-- Start RAW DATA --
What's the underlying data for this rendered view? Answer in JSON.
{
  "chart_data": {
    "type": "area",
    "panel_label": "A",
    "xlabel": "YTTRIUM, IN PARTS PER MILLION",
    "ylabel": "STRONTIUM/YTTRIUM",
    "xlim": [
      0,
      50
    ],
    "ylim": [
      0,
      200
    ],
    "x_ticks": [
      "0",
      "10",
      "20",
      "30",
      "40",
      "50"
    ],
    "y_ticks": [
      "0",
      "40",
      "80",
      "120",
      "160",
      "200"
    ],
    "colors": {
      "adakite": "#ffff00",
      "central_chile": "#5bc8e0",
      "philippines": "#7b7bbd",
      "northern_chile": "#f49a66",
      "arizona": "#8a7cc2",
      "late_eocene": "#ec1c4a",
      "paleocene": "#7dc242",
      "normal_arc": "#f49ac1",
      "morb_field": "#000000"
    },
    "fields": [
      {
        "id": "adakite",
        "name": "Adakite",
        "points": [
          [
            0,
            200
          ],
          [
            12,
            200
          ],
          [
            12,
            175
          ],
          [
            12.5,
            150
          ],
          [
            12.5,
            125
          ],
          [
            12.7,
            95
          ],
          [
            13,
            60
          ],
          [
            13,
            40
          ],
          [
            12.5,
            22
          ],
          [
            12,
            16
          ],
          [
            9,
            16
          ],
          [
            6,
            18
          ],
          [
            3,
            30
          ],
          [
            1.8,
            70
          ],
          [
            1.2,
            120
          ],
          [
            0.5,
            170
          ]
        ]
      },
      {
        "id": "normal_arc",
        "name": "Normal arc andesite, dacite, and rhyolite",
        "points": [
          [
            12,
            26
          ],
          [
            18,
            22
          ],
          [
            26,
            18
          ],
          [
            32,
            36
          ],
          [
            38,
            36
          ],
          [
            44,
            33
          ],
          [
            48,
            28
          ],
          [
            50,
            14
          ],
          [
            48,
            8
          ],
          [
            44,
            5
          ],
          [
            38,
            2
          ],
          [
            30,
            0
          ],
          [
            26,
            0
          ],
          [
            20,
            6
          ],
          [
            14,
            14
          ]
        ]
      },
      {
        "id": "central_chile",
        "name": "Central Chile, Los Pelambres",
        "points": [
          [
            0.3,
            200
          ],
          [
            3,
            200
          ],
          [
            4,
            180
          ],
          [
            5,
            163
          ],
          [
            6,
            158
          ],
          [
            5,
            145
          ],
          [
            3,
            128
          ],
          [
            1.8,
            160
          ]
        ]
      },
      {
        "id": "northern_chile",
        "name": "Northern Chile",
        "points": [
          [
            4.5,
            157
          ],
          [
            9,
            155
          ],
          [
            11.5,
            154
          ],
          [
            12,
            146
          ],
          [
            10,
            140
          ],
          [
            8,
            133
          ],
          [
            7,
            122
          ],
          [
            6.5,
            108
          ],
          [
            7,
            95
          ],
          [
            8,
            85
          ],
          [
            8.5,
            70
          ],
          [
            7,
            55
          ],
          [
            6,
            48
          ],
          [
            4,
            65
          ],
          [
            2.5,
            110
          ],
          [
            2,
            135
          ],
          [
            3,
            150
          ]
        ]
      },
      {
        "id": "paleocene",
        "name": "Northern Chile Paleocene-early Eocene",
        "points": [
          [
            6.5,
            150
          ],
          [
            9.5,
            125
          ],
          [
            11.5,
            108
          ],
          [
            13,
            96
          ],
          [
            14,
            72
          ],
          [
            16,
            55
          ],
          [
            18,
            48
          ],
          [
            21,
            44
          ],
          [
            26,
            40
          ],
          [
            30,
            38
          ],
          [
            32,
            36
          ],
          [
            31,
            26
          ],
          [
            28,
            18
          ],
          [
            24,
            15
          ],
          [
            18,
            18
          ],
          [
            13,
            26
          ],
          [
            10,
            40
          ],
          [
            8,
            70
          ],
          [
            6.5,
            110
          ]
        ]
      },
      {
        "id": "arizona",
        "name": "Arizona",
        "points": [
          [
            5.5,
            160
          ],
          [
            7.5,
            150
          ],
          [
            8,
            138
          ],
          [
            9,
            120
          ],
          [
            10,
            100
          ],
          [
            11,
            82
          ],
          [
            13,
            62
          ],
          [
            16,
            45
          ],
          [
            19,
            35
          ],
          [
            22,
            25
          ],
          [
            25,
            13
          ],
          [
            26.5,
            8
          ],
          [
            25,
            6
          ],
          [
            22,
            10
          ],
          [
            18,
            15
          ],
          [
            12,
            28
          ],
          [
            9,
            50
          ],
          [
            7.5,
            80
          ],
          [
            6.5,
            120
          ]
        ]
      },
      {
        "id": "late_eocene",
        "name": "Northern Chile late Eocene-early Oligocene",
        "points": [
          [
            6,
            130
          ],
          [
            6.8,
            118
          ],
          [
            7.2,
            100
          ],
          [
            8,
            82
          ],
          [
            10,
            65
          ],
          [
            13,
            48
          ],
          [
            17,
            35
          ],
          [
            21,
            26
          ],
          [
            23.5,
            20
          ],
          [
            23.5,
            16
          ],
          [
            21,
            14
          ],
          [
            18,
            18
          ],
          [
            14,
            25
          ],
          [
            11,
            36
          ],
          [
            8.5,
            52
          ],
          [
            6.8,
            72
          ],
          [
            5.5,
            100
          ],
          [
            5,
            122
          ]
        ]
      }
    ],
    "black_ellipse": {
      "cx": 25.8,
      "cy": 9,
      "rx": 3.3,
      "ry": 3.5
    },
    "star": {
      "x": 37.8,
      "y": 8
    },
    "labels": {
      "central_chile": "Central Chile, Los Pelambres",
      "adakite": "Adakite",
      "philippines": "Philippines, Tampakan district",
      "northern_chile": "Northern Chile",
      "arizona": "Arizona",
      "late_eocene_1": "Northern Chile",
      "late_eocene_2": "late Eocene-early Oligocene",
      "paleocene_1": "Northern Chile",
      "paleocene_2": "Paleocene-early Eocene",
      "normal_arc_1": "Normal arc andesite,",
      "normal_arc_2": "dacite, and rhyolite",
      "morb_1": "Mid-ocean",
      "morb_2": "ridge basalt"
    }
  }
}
-- End RAW DATA --
[EXERCISE OBJECTIVE] Please reproduce all of the entries exactly as they stand.

[CORRECT RESULT]
What's the underlying data for this rendered view? Answer in JSON.
{
  "chart_data": {
    "type": "area",
    "panel_label": "A",
    "xlabel": "YTTRIUM, IN PARTS PER MILLION",
    "ylabel": "STRONTIUM/YTTRIUM",
    "xlim": [
      0,
      50
    ],
    "ylim": [
      0,
      200
    ],
    "x_ticks": [
      "0",
      "10",
      "20",
      "30",
      "40",
      "50"
    ],
    "y_ticks": [
      "0",
      "40",
      "80",
      "120",
      "160",
      "200"
    ],
    "colors": {
      "adakite": "#ffff00",
      "central_chile": "#5bc8e0",
      "philippines": "#7b7bbd",
      "northern_chile": "#f49a66",
      "arizona": "#8a7cc2",
      "late_eocene": "#ec1c4a",
      "paleocene": "#7dc242",
      "normal_arc": "#f49ac1",
      "morb_field": "#000000"
    },
    "fields": [
      {
        "id": "adakite",
        "name": "Adakite",
        "points": [
          [
            0,
            200
          ],
          [
            12,
            200
          ],
          [
            12,
            175
          ],
          [
            12.5,
            150
          ],
          [
            12.5,
            125
          ],
          [
            12.7,
            95
          ],
          [
            13,
            60
          ],
          [
            13,
            40
          ],
          [
            12.5,
            22
          ],
          [
            12,
            16
          ],
          [
            9,
            16
          ],
          [
            6,
            18
          ],
          [
            3,
            30
          ],
          [
            1.8,
            70
          ],
          [
            1.2,
            120
          ],
          [
            0.5,
            170
          ]
        ]
      },
      {
        "id": "normal_arc",
        "name": "Normal arc andesite, dacite, and rhyolite",
        "points": [
          [
            12,
            26
          ],
          [
            18,
            22
          ],
          [
            26,
            18
          ],
          [
            32,
            36
          ],
          [
            38,
            36
          ],
          [
            44,
            33
          ],
          [
            48,
            28
          ],
          [
            50,
            14
          ],
          [
            48,
            8
          ],
          [
            44,
            5
          ],
          [
            38,
            2
          ],
          [
            30,
            0
          ],
          [
            26,
            0
          ],
          [
            20,
            6
          ],
          [
            14,
            14
          ]
        ]
      },
      {
        "id": "central_chile",
        "name": "Central Chile, Los Pelambres",
        "points": [
          [
            0.3,
            200
          ],
          [
            3,
            200
          ],
          [
            4,
            180
          ],
          [
            5,
            163
          ],
          [
            6,
            158
          ],
          [
            5,
            145
          ],
          [
            3,
            128
          ],
          [
            1.8,
            160
          ]
        ]
      },
      {
        "id": "northern_chile",
        "name": "Northern Chile",
        "points": [
          [
            4.5,
            157
          ],
          [
            9,
            155
          ],
          [
            11.5,
            154
          ],
          [
            12,
            146
          ],
          [
            10,
            140
          ],
          [
            8,
            133
          ],
          [
            7,
            122
          ],
          [
            6.5,
            108
          ],
          [
            7,
            95
          ],
          [
            8,
            85
          ],
          [
            8.5,
            70
          ],
          [
            7,
            55
          ],
          [
            6,
            48
          ],
          [
            4,
            65
          ],
          [
            2.5,
            110
          ],
          [
            2,
            135
          ],
          [
            3,
            150
          ]
        ]
      },
      {
        "id": "paleocene",
        "name": "Northern Chile Paleocene-early Eocene",
        "points": [
          [
            6.5,
            150
          ],
          [
            9.5,
            125
          ],
          [
            11.5,
            108
          ],
          [
            13,
            96
          ],
          [
            14,
            72
          ],
          [
            16,
            55
          ],
          [
            18,
            48
          ],
          [
            21,
            44
          ],
          [
            26,
            40
          ],
          [
            30,
            38
          ],
          [
            32,
            36
          ],
          [
            31,
            26
          ],
          [
            28,
            18
          ],
          [
            24,
            15
          ],
          [
            18,
            18
          ],
          [
            13,
            26
          ],
          [
            10,
            40
          ],
          [
            8,
            70
          ],
          [
            6.5,
            110
          ]
        ]
      },
      {
        "id": "arizona",
        "name": "Arizona",
        "points": [
          [
            5.5,
            160
          ],
          [
            7.5,
            150
          ],
          [
            8,
            138
          ],
          [
            9,
            120
          ],
          [
            10,
            100
          ],
          [
            11,
            82
          ],
          [
            13,
            62
          ],
          [
            16,
            45
          ],
          [
            19,
            35
          ],
          [
            22,
            25
          ],
          [
            25,
            13
          ],
          [
            26.5,
            8
          ],
          [
            25,
            6
          ],
          [
            22,
            10
          ],
          [
            18,
            15
          ],
          [
            12,
            28
          ],
          [
            9,
            50
          ],
          [
            7.5,
            80
          ],
          [
            6.5,
            120
          ]
        ]
      },
      {
        "id": "late_eocene",
        "name": "Northern Chile late Eocene-early Oligocene",
        "points": [
          [
            6,
            130
          ],
          [
            6.8,
            118
          ],
          [
            7.2,
            100
          ],
          [
            8,
            82
          ],
          [
            10,
            65
          ],
          [
            13,
            48
          ],
          [
            17,
            35
          ],
          [
            21,
            26
          ],
          [
            23.5,
            20
          ],
          [
            23.5,
            16
          ],
          [
            21,
            14
          ],
          [
            18,
            18
          ],
          [
            14,
            25
          ],
          [
            11,
            36
          ],
          [
            8.5,
            52
          ],
          [
            6.8,
            72
          ],
          [
            5.5,
            100
          ],
          [
            5,
            122
          ]
        ]
      }
    ],
    "black_ellipse": {
      "cx": 25.8,
      "cy": 9,
      "rx": 3.3,
      "ry": 3.5
    },
    "star": {
      "x": 37.8,
      "y": 8
    },
    "labels": {
      "central_chile": "Central Chile, Los Pelambres",
      "adakite": "Adakite",
      "philippines": "Philippines, Tampakan district",
      "northern_chile": "Northern Chile",
      "arizona": "Arizona",
      "late_eocene_1": "Northern Chile",
      "late_eocene_2": "late Eocene-early Oligocene",
      "paleocene_1": "Northern Chile",
      "paleocene_2": "Paleocene-early Eocene",
      "normal_arc_1": "Normal arc andesite,",
      "normal_arc_2": "dacite, and rhyolite",
      "morb_1": "Mid-ocean",
      "morb_2": "ridge basalt"
    }
  }
}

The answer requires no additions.